Skip to contents

This function trains a Random Forest of Project-Pursuit oblique decision tree using either a formula and data frame interface or a matrix-based interface. When using the formula interface, specify the model formula and the data frame containing the variables. For the matrix-based interface, provide matrices for the features and labels directly. The number of trees is controlled by the size parameter. Each tree is trained on a stratified bootstrap sample drawn from the data. The number of variables to consider at each split is controlled by the n_vars parameter. If lambda = 0, the model is trained using Linear Discriminant Analysis (LDA). If lambda > 0, the model is trained using Penalized Discriminant Analysis (PDA).

Usage

pprf(
  formula = NULL,
  data = NULL,
  x = NULL,
  y = NULL,
  size = 2,
  lambda = 0,
  n_vars = NULL,
  p_vars = NULL,
  seed = NULL,
  max_retries = 3L,
  threads = NULL,
  pp = NULL,
  dr = NULL,
  sr = NULL
)

Arguments

formula

A formula of the form y ~ x1 + x2 + ..., where y is a vector of labels and x1, x2, ... are the features.

data

A data frame containing the variables in the formula.

x

A matrix containing the features for each observation.

y

A matrix containing the labels for each observation.

size

The number of trees in the forest.

lambda

A regularization parameter. If lambda = 0, the model is trained using Linear Discriminant Analysis (LDA). If lambda > 0, the model is trained using Penalized Discriminant Analysis (PDA). Cannot be used together with pp.

n_vars

The number of variables to consider at each split (integer). These are chosen uniformly in each split. The default is all variables. Cannot be used together with p_vars or dr.

Data listing:

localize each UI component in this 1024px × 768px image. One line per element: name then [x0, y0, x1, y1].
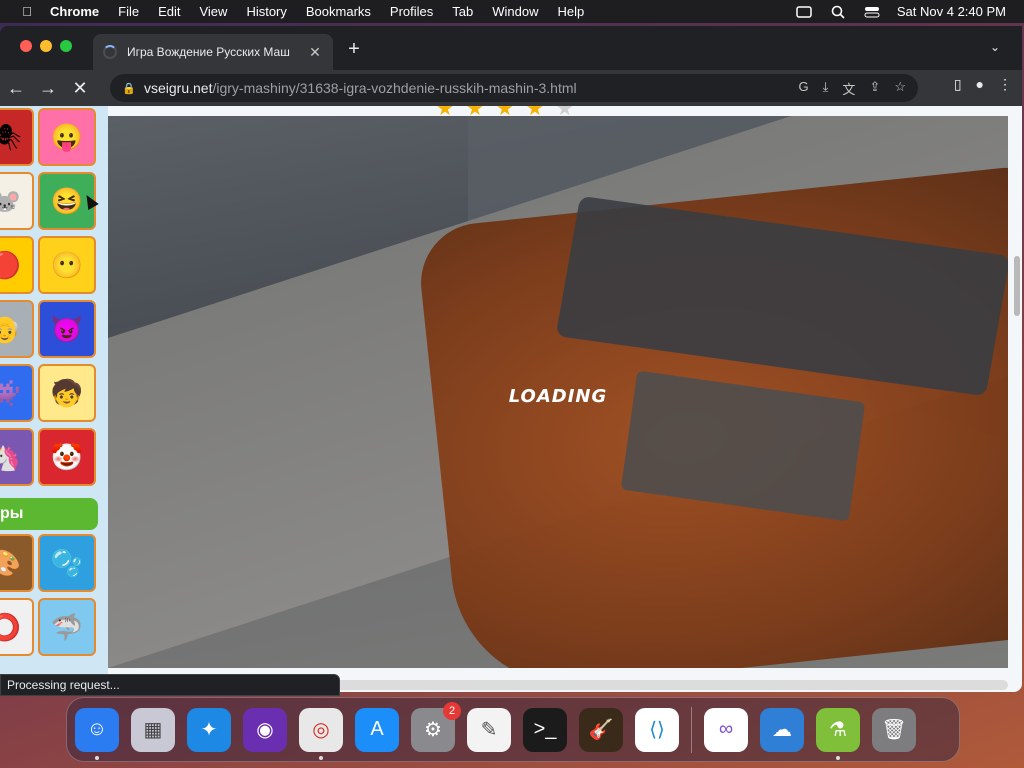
menu-clock[interactable]: Sat Nov 4 2:40 PM [897, 4, 1006, 19]
game-thumbnail[interactable]: 🕷 [0, 108, 34, 166]
game-thumbnail[interactable]: ⭕ [0, 598, 34, 656]
apple-icon[interactable]:  [18, 4, 36, 19]
close-tab-icon[interactable]: ✕ [307, 44, 323, 61]
address-bar[interactable]: 🔒 vseigru.net/igry-mashiny/31638-igra-vo… [110, 74, 918, 102]
potion-icon[interactable]: ⚗ [816, 707, 860, 760]
status-bar: Processing request... [0, 674, 340, 696]
minimize-window-button[interactable] [40, 40, 52, 52]
game-thumbnail[interactable]: 👾 [0, 364, 34, 422]
menu-view[interactable]: View [199, 4, 227, 19]
menu-bar:  Chrome File Edit View History Bookmark… [0, 0, 1024, 23]
forward-button[interactable]: → [32, 74, 64, 102]
menu-tab[interactable]: Tab [452, 4, 473, 19]
loading-spinner-icon [103, 45, 117, 59]
menu-history[interactable]: History [246, 4, 286, 19]
game-thumbnail[interactable]: 🎨 [0, 534, 34, 592]
garageband-icon[interactable]: 🎸 [579, 707, 623, 752]
game-thumbnail[interactable]: 😛 [38, 108, 96, 166]
section-header[interactable]: ры [0, 498, 98, 530]
textedit-icon[interactable]: ✎ [467, 707, 511, 752]
trash-icon[interactable]: 🗑 [872, 707, 916, 752]
tab-active[interactable]: Игра Вождение Русских Маш ✕ [93, 34, 333, 70]
game-thumbnail[interactable]: 🫧 [38, 534, 96, 592]
menu-help[interactable]: Help [558, 4, 585, 19]
weather-icon[interactable]: ☁ [760, 707, 804, 752]
menu-profiles[interactable]: Profiles [390, 4, 433, 19]
terminal-icon[interactable]: >_ [523, 707, 567, 752]
new-tab-button[interactable]: + [343, 38, 365, 61]
finder-icon[interactable]: ☺ [75, 707, 119, 760]
vertical-scrollbar[interactable] [1014, 256, 1020, 316]
dock-separator [691, 706, 692, 753]
menu-file[interactable]: File [118, 4, 139, 19]
profile-avatar-icon[interactable]: ● [976, 76, 984, 93]
url-host: vseigru.net [144, 80, 213, 96]
visualstudio-icon[interactable]: ∞ [704, 707, 748, 752]
game-thumbnail[interactable]: 🦈 [38, 598, 96, 656]
game-thumbnail[interactable]: 👴 [0, 300, 34, 358]
share-icon[interactable]: ⇪ [869, 79, 880, 98]
game-thumbnail[interactable]: 🦄 [0, 428, 34, 486]
search-icon[interactable] [829, 5, 847, 19]
url-path: /igry-mashiny/31638-igra-vozhdenie-russk… [212, 80, 577, 96]
menu-window[interactable]: Window [492, 4, 538, 19]
chrome-icon[interactable]: ◎ [299, 707, 343, 760]
bookmark-star-icon[interactable]: ☆ [894, 79, 906, 98]
kebab-menu-icon[interactable]: ⋮ [998, 76, 1012, 93]
vscode-icon[interactable]: ⟨⟩ [635, 707, 679, 752]
notification-badge: 2 [443, 701, 461, 720]
tab-search-icon[interactable]: ⌄ [990, 40, 1000, 54]
tab-title: Игра Вождение Русских Маш [127, 45, 290, 59]
launchpad-icon[interactable]: ▦ [131, 707, 175, 752]
menu-bookmarks[interactable]: Bookmarks [306, 4, 371, 19]
game-thumbnail[interactable]: 😈 [38, 300, 96, 358]
back-button[interactable]: ← [0, 74, 32, 102]
lock-icon[interactable]: 🔒 [122, 82, 136, 95]
appstore-icon[interactable]: A [355, 707, 399, 752]
control-center-icon[interactable] [863, 5, 881, 19]
translate-icon[interactable]: 文 [842, 79, 855, 98]
google-icon[interactable]: G [799, 79, 809, 98]
browser-window: Игра Вождение Русских Маш ✕ + ⌄ ← → ✕ 🔒 … [0, 26, 1022, 692]
stop-loading-button[interactable]: ✕ [64, 74, 96, 102]
safari-icon[interactable]: ✦ [187, 707, 231, 752]
game-thumbnail[interactable]: 🔴 [0, 236, 34, 294]
side-panel-icon[interactable]: ▯ [954, 76, 962, 93]
tab-strip: Игра Вождение Русских Маш ✕ + ⌄ [0, 26, 1022, 70]
game-canvas[interactable]: LOADING [108, 116, 1008, 668]
menu-app-name[interactable]: Chrome [50, 4, 99, 19]
game-thumbnail[interactable]: 🧒 [38, 364, 96, 422]
game-thumbnail[interactable]: 🤡 [38, 428, 96, 486]
settings-icon[interactable]: ⚙ 2 [411, 701, 461, 752]
install-app-icon[interactable]: ⤓ [823, 79, 829, 98]
game-thumbnail[interactable]: 🐭 [0, 172, 34, 230]
toolbar: ← → ✕ 🔒 vseigru.net/igry-mashiny/31638-i… [0, 70, 1022, 106]
menu-edit[interactable]: Edit [158, 4, 180, 19]
page-viewport: 🕷 😛 🐭 😆 🔴 😶 👴 😈 👾 🧒 🦄 🤡 ры 🎨 🫧 ⭕ 🦈 ★ ★ ★… [0, 106, 1022, 692]
close-window-button[interactable] [20, 40, 32, 52]
firefox-icon[interactable]: ◉ [243, 707, 287, 752]
dock: ☺ ▦ ✦ ◉ ◎ A ⚙ 2 ✎ >_ 🎸 ⟨⟩ ∞ ☁ ⚗ 🗑 [66, 697, 960, 762]
loading-text: LOADING [508, 386, 608, 407]
maximize-window-button[interactable] [60, 40, 72, 52]
game-thumbnail[interactable]: 😶 [38, 236, 96, 294]
screen-mirror-icon[interactable] [795, 5, 813, 19]
window-controls [20, 40, 72, 52]
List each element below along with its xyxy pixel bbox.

Set task:
Decide whether each statement agrees with the pprf documentation, answering yes or no and quoting the words that settle it. 1. Each tree is fit on a stratified bootstrap sample. 2. The lambda argument may be combined with pp. 3. If n_vars is left unset, a random subset of variables is considered at each split. The records have no connection to the pprf documentation.

The completed task:
1. Yes: "Each tree is trained on a stratified bootstrap sample drawn from the data."
2. No: "Cannot be used together with pp."
3. No: "The default is all variables."